**The exercise**
Extract every line of text from the rows below, copying each one word for word. Leave the pictures out.
─── Data excerpts ───
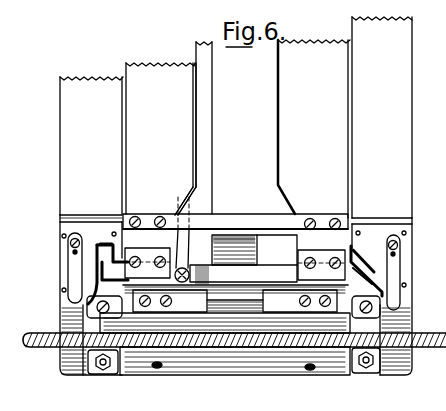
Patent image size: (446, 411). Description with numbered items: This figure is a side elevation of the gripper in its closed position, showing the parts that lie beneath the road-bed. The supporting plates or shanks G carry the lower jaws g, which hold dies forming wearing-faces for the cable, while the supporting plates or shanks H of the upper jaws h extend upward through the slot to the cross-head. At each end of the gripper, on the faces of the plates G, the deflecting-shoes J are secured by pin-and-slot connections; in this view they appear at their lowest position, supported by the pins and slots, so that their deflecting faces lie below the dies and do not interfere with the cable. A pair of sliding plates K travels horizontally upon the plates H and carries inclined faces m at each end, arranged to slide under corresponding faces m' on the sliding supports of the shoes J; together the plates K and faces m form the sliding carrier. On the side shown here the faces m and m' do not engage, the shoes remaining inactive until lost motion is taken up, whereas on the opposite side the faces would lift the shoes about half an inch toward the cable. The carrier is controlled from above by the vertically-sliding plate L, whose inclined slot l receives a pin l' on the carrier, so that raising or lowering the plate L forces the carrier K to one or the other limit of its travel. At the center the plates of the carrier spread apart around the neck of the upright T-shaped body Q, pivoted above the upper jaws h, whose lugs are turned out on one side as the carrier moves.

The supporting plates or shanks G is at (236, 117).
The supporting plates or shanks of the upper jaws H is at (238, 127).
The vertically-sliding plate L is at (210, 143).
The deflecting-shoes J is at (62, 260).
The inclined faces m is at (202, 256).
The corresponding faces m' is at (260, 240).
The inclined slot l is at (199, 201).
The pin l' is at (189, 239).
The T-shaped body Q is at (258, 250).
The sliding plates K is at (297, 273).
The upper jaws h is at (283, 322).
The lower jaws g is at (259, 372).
───
**Answer to this task**
Patent image size: (446, 411). Description with numbered items: This figure is a side elevation of the gripper in its closed position, showing the parts that lie beneath the road-bed. The supporting plates or shanks G carry the lower jaws g, which hold dies forming wearing-faces for the cable, while the supporting plates or shanks H of the upper jaws h extend upward through the slot to the cross-head. At each end of the gripper, on the faces of the plates G, the deflecting-shoes J are secured by pin-and-slot connections; in this view they appear at their lowest position, supported by the pins and slots, so that their deflecting faces lie below the dies and do not interfere with the cable. A pair of sliding plates K travels horizontally upon the plates H and carries inclined faces m at each end, arranged to slide under corresponding faces m' on the sliding supports of the shoes J; together the plates K and faces m form the sliding carrier. On the side shown here the faces m and m' do not engage, the shoes remaining inactive until lost motion is taken up, whereas on the opposite side the faces would lift the shoes about half an inch toward the cable. The carrier is controlled from above by the vertically-sliding plate L, whose inclined slot l receives a pin l' on the carrier, so that raising or lowering the plate L forces the carrier K to one or the other limit of its travel. At the center the plates of the carrier spread apart around the neck of the upright T-shaped body Q, pivoted above the upper jaws h, whose lugs are turned out on one side as the carrier moves.

The supporting plates or shanks G is at (236, 117).
The supporting plates or shanks of the upper jaws H is at (238, 127).
The vertically-sliding plate L is at (210, 143).
The deflecting-shoes J is at (62, 260).
The inclined faces m is at (202, 256).
The corresponding faces m' is at (260, 240).
The inclined slot l is at (199, 201).
The pin l' is at (189, 239).
The T-shaped body Q is at (258, 250).
The sliding plates K is at (297, 273).
The upper jaws h is at (283, 322).
The lower jaws g is at (259, 372).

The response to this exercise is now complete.